#### Given data:
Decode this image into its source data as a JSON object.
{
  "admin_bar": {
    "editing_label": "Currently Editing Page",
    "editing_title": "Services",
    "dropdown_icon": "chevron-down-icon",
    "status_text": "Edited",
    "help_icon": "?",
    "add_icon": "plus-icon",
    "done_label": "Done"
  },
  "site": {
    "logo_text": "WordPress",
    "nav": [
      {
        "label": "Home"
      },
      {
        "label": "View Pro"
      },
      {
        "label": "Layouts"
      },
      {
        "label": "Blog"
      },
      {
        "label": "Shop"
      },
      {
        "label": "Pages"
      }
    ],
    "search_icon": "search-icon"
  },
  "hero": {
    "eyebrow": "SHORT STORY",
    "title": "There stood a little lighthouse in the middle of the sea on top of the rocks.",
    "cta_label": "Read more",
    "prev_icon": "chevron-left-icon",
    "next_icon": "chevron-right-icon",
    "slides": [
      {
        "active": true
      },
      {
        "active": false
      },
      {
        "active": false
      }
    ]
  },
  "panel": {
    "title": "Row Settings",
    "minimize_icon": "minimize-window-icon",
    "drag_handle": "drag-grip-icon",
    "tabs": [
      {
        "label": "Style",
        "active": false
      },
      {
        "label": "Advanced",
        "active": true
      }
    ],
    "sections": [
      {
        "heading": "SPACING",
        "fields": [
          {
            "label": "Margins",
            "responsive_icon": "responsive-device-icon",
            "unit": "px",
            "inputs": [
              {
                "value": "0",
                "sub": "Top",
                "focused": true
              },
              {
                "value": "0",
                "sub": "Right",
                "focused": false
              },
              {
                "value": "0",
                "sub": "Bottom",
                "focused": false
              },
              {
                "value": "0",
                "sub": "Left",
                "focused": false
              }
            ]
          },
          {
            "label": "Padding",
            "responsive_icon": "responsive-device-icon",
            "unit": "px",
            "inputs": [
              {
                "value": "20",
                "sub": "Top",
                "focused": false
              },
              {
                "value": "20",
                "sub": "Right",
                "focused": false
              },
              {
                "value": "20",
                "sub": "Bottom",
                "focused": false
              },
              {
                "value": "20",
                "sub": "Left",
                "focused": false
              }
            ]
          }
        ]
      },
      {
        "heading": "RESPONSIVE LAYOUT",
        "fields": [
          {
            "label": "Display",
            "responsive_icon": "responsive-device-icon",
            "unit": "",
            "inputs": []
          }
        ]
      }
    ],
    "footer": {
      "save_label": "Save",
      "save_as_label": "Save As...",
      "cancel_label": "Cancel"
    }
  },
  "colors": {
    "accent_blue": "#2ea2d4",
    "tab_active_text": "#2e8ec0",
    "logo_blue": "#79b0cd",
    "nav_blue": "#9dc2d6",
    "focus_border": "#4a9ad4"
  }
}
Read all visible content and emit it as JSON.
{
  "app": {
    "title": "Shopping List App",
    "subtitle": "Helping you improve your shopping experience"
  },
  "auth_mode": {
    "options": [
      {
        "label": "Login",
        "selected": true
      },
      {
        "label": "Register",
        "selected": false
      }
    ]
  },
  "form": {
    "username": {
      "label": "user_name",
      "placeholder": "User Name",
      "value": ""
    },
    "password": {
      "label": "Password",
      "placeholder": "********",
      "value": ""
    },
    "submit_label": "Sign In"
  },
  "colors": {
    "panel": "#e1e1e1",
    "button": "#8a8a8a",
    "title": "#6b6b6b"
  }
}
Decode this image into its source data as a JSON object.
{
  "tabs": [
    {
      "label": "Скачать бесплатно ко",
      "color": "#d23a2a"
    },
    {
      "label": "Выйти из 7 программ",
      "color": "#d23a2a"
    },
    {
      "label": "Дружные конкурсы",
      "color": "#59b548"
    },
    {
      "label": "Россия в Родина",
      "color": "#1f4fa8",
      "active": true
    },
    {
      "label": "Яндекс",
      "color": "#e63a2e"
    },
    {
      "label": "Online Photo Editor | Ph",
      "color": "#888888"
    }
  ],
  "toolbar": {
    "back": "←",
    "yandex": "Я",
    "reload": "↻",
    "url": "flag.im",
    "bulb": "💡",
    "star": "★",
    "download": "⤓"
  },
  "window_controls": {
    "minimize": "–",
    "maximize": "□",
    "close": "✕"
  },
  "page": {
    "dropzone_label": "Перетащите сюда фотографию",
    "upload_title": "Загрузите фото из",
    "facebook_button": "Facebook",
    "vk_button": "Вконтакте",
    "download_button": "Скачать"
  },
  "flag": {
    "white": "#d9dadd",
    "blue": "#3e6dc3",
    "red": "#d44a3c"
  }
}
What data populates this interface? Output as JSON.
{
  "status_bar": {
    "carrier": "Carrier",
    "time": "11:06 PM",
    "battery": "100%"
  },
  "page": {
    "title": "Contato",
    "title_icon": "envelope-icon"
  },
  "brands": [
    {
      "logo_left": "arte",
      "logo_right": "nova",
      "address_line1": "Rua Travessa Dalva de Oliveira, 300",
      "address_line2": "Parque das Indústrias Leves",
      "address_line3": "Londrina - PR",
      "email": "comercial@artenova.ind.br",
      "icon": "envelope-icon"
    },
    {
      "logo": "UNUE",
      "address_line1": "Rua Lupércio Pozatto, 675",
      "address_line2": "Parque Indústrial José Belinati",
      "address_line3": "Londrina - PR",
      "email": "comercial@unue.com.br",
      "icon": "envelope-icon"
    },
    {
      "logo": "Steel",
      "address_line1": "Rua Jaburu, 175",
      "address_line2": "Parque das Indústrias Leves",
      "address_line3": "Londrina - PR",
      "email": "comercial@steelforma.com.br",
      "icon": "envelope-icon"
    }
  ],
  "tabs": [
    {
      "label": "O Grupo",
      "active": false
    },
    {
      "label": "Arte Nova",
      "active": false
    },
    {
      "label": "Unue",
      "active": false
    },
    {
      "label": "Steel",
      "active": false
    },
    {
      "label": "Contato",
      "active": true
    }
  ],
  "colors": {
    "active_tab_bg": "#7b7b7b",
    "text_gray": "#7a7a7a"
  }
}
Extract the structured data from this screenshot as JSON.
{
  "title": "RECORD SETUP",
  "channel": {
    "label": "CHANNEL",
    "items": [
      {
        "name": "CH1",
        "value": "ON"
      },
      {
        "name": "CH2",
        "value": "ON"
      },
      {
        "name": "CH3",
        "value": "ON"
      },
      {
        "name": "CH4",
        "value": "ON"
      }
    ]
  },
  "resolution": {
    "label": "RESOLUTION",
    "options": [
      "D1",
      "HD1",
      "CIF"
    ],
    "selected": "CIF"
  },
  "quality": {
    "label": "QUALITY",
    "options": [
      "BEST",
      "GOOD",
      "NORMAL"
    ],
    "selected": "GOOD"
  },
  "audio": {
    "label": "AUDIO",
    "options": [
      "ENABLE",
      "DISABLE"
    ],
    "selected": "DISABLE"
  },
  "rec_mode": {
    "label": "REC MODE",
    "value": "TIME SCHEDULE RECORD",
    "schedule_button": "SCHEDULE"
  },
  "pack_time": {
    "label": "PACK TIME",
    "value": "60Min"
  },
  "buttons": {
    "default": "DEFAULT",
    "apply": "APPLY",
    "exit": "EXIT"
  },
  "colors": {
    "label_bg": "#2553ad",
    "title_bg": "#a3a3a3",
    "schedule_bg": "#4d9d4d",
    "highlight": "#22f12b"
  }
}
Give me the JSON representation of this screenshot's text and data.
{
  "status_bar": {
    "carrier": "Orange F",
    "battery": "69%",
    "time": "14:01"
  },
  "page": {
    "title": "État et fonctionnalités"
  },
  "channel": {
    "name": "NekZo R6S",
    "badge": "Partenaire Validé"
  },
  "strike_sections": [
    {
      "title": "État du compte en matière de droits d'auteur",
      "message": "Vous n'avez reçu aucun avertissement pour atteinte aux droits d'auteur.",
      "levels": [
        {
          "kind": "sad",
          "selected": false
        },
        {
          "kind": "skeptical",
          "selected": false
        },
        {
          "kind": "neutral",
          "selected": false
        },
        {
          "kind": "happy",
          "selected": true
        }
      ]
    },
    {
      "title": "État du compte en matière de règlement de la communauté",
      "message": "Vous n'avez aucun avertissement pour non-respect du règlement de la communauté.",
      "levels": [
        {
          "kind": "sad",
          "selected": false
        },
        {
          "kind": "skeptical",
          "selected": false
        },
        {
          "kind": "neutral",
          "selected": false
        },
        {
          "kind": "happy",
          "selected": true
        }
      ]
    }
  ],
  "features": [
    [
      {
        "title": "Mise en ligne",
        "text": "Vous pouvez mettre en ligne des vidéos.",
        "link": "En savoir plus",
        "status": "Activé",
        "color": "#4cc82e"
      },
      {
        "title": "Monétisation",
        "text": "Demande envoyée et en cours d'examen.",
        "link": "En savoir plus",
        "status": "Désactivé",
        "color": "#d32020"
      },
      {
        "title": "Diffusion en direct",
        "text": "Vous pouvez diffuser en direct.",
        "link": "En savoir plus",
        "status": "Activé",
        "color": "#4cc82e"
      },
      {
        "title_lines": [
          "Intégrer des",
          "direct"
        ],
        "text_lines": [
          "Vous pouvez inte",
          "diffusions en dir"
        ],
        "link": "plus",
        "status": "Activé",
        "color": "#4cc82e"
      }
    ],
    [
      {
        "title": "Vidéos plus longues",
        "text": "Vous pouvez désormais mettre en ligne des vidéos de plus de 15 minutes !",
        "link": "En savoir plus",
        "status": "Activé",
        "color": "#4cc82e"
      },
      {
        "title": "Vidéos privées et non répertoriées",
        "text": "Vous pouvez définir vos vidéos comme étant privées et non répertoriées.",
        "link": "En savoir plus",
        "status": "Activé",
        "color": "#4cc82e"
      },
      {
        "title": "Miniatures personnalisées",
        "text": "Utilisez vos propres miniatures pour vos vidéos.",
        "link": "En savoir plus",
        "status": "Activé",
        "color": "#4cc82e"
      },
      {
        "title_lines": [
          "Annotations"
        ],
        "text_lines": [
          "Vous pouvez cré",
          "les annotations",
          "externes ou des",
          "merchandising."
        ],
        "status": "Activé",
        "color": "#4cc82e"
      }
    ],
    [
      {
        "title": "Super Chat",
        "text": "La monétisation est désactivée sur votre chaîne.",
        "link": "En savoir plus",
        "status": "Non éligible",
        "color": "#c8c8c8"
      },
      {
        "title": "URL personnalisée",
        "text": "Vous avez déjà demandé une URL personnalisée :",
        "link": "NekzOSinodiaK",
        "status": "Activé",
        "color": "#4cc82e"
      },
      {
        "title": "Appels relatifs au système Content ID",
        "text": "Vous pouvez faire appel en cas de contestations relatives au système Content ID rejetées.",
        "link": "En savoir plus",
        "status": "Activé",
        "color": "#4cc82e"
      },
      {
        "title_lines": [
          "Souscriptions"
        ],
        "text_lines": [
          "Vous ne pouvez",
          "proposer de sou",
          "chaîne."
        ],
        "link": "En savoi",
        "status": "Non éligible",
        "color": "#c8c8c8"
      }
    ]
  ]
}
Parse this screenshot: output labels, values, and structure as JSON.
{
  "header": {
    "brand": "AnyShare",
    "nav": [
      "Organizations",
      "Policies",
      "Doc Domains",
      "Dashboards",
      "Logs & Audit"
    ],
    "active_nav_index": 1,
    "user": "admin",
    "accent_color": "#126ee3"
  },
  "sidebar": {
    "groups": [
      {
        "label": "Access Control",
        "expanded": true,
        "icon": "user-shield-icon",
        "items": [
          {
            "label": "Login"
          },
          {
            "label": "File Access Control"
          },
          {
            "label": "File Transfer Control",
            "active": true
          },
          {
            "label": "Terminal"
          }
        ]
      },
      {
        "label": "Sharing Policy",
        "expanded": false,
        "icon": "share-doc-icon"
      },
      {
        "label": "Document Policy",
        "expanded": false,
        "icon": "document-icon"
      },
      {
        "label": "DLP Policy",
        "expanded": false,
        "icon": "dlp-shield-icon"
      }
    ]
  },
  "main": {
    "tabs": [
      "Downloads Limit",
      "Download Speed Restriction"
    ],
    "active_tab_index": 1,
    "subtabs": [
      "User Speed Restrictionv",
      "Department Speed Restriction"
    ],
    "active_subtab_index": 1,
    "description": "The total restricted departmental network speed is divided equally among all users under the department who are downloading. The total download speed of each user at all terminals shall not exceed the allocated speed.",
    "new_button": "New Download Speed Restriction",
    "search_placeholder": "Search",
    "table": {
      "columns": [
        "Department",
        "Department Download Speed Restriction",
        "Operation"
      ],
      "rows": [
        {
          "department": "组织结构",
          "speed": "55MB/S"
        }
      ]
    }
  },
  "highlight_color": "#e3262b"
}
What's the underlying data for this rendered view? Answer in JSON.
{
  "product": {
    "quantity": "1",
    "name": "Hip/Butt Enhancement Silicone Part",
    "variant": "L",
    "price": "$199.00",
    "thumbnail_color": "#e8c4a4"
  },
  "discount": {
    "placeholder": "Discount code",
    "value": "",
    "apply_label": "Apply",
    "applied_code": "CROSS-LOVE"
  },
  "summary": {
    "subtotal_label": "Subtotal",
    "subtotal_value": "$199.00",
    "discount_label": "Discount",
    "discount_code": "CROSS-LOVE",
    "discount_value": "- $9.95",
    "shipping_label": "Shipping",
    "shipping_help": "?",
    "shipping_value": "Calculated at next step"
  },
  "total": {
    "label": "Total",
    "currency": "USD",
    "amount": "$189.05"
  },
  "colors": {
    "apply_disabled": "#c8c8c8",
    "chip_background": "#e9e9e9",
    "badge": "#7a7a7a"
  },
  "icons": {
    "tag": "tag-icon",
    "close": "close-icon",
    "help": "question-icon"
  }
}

#### Exercise prompt:
Count every line bearing the word "avertissement"; report the total only.

#### Output for this task:
2